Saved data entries
....

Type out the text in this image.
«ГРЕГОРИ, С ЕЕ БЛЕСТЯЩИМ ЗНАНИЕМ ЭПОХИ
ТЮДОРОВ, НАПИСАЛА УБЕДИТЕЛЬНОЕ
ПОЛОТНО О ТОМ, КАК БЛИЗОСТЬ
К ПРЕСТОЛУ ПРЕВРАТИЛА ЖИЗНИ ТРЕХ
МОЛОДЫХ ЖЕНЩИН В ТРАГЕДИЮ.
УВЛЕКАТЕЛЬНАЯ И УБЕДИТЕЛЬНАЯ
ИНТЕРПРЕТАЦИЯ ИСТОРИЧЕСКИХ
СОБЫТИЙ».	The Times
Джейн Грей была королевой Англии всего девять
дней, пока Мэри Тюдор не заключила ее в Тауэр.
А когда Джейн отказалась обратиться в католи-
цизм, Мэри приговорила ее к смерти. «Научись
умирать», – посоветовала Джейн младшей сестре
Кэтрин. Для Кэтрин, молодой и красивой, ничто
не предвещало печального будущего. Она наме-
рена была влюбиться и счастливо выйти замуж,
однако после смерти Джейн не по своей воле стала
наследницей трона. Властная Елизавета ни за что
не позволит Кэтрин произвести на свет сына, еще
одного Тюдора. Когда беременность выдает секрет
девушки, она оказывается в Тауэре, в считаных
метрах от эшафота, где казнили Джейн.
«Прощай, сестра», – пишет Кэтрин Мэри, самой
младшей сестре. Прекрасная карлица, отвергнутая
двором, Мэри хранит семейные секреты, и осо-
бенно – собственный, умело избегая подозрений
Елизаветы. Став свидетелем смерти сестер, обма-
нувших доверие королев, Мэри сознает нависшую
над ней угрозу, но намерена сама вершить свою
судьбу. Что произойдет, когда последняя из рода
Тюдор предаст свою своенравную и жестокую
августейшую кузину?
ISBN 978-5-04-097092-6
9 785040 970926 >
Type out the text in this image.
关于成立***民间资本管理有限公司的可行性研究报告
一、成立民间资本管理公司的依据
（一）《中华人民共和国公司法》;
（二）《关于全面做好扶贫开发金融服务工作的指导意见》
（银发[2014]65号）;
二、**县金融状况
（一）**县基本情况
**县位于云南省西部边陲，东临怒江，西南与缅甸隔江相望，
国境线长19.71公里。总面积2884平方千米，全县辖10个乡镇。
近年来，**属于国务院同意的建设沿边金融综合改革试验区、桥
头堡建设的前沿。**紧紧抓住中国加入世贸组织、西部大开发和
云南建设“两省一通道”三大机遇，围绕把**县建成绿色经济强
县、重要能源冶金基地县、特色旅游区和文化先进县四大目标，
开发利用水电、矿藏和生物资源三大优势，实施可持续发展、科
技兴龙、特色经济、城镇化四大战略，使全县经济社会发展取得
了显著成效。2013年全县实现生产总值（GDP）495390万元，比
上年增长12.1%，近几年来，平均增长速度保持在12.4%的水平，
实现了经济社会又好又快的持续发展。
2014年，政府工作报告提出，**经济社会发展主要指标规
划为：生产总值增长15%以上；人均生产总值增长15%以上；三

....

(Work to complete) Would you give the material above again, complete and exact?

(Correct result)
Type out the text in this image.
«ГРЕГОРИ, С ЕЕ БЛЕСТЯЩИМ ЗНАНИЕМ ЭПОХИ
ТЮДОРОВ, НАПИСАЛА УБЕДИТЕЛЬНОЕ
ПОЛОТНО О ТОМ, КАК БЛИЗОСТЬ
К ПРЕСТОЛУ ПРЕВРАТИЛА ЖИЗНИ ТРЕХ
МОЛОДЫХ ЖЕНЩИН В ТРАГЕДИЮ.
УВЛЕКАТЕЛЬНАЯ И УБЕДИТЕЛЬНАЯ
ИНТЕРПРЕТАЦИЯ ИСТОРИЧЕСКИХ
СОБЫТИЙ».	The Times
Джейн Грей была королевой Англии всего девять
дней, пока Мэри Тюдор не заключила ее в Тауэр.
А когда Джейн отказалась обратиться в католи-
цизм, Мэри приговорила ее к смерти. «Научись
умирать», – посоветовала Джейн младшей сестре
Кэтрин. Для Кэтрин, молодой и красивой, ничто
не предвещало печального будущего. Она наме-
рена была влюбиться и счастливо выйти замуж,
однако после смерти Джейн не по своей воле стала
наследницей трона. Властная Елизавета ни за что
не позволит Кэтрин произвести на свет сына, еще
одного Тюдора. Когда беременность выдает секрет
девушки, она оказывается в Тауэре, в считаных
метрах от эшафота, где казнили Джейн.
«Прощай, сестра», – пишет Кэтрин Мэри, самой
младшей сестре. Прекрасная карлица, отвергнутая
двором, Мэри хранит семейные секреты, и осо-
бенно – собственный, умело избегая подозрений
Елизаветы. Став свидетелем смерти сестер, обма-
нувших доверие королев, Мэри сознает нависшую
над ней угрозу, но намерена сама вершить свою
судьбу. Что произойдет, когда последняя из рода
Тюдор предаст свою своенравную и жестокую
августейшую кузину?
ISBN 978-5-04-097092-6
9 785040 970926 >
Type out the text in this image.
关于成立***民间资本管理有限公司的可行性研究报告
一、成立民间资本管理公司的依据
（一）《中华人民共和国公司法》;
（二）《关于全面做好扶贫开发金融服务工作的指导意见》
（银发[2014]65号）;
二、**县金融状况
（一）**县基本情况
**县位于云南省西部边陲，东临怒江，西南与缅甸隔江相望，
国境线长19.71公里。总面积2884平方千米，全县辖10个乡镇。
近年来，**属于国务院同意的建设沿边金融综合改革试验区、桥
头堡建设的前沿。**紧紧抓住中国加入世贸组织、西部大开发和
云南建设“两省一通道”三大机遇，围绕把**县建成绿色经济强
县、重要能源冶金基地县、特色旅游区和文化先进县四大目标，
开发利用水电、矿藏和生物资源三大优势，实施可持续发展、科
技兴龙、特色经济、城镇化四大战略，使全县经济社会发展取得
了显著成效。2013年全县实现生产总值（GDP）495390万元，比
上年增长12.1%，近几年来，平均增长速度保持在12.4%的水平，
实现了经济社会又好又快的持续发展。
2014年，政府工作报告提出，**经济社会发展主要指标规
划为：生产总值增长15%以上；人均生产总值增长15%以上；三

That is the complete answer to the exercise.